_Instruction_
How many lines of the records below contain the word "data"? Answer with the number alone.

_Information provided_
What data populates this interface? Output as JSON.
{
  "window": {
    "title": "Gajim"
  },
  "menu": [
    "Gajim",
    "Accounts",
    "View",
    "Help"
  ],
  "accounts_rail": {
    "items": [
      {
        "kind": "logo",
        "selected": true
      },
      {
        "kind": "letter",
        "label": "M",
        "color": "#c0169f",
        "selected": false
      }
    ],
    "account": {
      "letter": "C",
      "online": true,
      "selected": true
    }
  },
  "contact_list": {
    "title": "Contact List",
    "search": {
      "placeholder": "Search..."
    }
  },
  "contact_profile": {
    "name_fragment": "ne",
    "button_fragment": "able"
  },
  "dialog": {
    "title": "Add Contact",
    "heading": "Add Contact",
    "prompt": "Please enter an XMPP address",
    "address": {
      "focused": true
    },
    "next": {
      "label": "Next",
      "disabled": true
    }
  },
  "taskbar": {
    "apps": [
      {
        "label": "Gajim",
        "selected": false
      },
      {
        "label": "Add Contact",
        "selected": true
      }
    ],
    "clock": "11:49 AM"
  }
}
* * *
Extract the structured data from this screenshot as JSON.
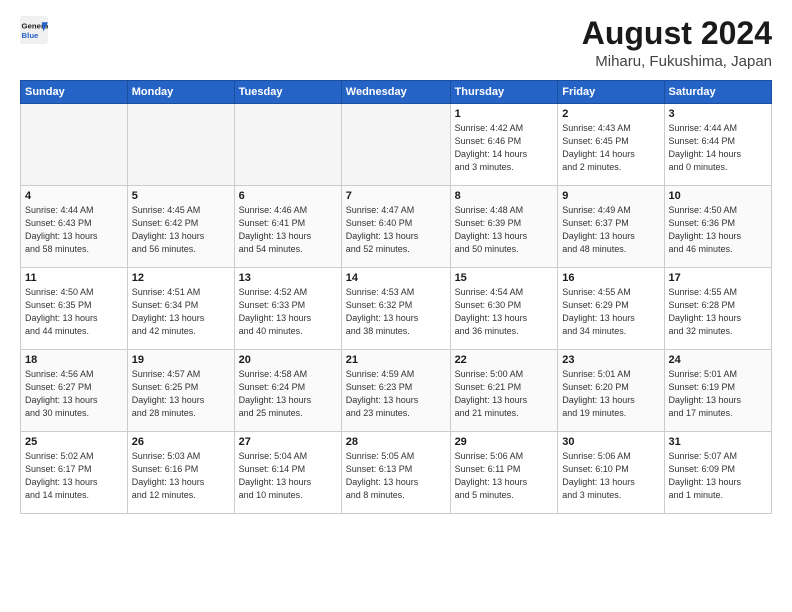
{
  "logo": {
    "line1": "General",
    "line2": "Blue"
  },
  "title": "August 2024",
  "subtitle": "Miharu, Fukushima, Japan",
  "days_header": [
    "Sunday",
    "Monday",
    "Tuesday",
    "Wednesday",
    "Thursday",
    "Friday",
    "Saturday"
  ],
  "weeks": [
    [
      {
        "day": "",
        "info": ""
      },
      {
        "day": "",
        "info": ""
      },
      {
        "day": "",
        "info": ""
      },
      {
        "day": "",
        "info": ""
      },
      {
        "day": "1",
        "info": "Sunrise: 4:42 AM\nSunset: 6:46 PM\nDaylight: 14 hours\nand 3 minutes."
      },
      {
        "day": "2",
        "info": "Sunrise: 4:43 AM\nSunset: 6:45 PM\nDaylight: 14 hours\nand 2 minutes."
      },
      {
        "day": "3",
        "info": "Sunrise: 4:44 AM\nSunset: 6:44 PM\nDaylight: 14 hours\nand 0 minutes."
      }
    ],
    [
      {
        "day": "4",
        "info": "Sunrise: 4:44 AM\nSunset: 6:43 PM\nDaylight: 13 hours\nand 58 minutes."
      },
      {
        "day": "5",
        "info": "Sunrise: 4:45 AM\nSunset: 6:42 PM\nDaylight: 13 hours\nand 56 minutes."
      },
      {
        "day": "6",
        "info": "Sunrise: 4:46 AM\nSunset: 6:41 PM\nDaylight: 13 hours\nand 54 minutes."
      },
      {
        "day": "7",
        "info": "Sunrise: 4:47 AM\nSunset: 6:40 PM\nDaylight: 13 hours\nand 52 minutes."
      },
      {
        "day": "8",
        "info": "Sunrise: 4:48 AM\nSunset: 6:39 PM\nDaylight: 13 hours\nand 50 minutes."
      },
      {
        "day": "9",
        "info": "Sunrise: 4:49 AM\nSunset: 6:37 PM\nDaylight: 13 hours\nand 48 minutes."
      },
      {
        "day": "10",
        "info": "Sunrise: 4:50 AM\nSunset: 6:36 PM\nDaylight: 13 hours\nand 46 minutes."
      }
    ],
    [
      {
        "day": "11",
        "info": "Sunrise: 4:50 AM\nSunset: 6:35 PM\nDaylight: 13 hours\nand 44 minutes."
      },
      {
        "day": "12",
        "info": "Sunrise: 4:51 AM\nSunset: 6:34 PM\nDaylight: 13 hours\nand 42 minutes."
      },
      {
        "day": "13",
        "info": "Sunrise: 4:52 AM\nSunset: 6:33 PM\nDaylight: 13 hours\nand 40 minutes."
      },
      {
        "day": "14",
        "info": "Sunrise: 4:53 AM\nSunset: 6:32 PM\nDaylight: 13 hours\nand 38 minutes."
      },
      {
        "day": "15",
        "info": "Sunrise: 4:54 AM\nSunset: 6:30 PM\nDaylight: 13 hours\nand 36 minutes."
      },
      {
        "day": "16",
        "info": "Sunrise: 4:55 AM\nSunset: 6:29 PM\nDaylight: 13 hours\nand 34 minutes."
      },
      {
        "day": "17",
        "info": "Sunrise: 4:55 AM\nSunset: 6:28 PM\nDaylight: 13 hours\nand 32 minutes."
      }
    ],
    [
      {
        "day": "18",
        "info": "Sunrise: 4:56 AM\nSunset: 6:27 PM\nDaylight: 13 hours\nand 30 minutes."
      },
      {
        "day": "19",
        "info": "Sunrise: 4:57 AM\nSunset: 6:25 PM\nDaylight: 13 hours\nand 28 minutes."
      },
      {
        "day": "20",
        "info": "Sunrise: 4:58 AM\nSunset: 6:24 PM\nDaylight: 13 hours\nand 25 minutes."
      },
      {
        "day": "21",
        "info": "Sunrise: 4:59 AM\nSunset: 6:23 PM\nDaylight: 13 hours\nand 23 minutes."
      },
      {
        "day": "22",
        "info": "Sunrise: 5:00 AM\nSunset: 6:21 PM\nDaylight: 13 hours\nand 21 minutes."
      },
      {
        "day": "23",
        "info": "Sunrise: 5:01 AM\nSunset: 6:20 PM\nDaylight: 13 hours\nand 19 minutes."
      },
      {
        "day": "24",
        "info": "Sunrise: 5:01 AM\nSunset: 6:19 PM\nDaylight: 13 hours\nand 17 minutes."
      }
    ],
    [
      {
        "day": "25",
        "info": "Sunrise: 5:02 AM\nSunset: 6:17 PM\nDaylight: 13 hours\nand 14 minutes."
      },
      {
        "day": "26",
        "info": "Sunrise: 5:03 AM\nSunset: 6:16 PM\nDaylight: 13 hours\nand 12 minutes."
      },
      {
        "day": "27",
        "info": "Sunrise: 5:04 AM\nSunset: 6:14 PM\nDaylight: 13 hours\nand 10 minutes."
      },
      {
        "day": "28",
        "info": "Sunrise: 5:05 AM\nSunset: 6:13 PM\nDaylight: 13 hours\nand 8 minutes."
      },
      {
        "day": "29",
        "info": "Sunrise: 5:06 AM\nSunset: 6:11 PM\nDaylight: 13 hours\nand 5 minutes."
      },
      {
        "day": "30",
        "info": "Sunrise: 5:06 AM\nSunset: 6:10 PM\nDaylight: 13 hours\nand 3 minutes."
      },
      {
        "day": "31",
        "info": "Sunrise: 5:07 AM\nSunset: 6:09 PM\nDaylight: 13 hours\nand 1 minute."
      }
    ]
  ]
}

_Task output_
2